__Short task__.
Scan the listing that follows and report how many lines contain "предложениях". Write the number alone.

__Provided records__.
■ ■ ■ ■ ■ ■ ■

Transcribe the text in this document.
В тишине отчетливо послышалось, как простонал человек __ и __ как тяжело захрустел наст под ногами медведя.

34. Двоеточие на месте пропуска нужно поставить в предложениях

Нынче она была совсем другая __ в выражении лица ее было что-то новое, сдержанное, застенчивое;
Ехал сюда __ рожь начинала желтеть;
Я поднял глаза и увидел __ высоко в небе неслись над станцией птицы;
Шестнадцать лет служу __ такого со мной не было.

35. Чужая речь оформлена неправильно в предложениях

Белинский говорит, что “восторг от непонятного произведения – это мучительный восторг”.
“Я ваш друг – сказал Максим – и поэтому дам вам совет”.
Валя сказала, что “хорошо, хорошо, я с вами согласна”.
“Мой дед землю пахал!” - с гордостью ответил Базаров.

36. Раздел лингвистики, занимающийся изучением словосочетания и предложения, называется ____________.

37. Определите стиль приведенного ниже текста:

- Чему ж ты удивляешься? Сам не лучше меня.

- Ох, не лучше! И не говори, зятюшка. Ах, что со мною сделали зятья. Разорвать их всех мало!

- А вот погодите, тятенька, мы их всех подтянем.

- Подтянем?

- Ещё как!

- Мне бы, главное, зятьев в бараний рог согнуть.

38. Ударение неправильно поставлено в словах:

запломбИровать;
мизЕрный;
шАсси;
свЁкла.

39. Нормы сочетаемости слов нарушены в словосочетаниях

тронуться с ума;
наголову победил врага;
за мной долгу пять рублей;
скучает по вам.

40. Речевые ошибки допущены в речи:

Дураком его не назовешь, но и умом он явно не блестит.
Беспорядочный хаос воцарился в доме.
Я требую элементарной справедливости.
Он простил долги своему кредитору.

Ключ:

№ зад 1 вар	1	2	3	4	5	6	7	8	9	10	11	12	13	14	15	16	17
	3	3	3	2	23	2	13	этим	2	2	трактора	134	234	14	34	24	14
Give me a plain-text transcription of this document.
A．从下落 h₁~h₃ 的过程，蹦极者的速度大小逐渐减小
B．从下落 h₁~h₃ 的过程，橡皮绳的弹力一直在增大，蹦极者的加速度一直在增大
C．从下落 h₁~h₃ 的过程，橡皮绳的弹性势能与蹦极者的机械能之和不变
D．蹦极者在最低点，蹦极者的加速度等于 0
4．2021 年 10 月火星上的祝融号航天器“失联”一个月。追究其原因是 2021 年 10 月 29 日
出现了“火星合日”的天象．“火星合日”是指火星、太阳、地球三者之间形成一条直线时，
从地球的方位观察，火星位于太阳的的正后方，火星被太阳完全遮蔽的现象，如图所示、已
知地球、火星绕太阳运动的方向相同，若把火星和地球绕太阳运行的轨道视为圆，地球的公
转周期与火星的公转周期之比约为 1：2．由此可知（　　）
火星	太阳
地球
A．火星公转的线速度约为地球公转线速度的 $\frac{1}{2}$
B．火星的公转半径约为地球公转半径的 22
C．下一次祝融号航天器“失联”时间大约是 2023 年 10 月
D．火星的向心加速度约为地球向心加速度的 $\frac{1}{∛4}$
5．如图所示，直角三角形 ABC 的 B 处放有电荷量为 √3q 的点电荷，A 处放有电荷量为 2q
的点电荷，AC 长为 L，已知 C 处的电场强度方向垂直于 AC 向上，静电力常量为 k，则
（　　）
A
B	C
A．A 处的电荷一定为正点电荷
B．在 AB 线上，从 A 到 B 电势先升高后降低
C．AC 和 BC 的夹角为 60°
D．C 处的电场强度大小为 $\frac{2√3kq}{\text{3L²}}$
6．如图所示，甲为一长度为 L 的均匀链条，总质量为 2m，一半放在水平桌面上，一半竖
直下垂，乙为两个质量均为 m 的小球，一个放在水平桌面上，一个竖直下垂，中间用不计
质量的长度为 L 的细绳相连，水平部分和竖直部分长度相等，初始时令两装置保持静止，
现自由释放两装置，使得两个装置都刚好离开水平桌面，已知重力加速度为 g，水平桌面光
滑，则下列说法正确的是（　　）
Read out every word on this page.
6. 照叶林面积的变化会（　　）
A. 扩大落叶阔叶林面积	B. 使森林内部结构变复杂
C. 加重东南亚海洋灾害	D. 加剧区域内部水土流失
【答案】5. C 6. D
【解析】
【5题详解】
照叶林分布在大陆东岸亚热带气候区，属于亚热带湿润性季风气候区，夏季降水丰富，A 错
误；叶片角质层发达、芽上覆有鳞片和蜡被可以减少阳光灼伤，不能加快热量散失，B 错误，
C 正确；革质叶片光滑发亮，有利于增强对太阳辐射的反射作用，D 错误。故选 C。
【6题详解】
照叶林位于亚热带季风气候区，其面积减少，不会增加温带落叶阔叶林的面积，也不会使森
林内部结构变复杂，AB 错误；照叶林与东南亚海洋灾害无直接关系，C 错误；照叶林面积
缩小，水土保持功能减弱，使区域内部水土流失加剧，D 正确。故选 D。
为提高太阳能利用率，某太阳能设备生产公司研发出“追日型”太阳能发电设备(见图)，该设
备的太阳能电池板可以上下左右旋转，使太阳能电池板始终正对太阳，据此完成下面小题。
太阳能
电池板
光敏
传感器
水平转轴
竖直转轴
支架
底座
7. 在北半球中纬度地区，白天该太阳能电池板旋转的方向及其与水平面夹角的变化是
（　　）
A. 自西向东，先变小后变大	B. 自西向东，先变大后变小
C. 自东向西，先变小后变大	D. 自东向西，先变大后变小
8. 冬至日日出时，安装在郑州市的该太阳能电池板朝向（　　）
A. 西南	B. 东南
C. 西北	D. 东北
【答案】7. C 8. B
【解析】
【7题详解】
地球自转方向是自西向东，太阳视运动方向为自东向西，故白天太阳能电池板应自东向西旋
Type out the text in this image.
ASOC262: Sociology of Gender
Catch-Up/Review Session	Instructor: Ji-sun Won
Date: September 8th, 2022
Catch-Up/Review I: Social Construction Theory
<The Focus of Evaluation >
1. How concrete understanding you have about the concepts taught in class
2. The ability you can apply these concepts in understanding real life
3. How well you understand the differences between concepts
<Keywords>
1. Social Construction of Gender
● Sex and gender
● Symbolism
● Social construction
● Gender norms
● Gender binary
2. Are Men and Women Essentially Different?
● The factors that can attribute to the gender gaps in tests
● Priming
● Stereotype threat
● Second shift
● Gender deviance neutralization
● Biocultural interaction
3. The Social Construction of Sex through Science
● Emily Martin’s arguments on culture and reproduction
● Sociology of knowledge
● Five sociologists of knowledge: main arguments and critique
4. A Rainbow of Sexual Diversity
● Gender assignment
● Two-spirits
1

■ ■ ■ ■ ■ ■ ■

__Answer to the exercise__.
2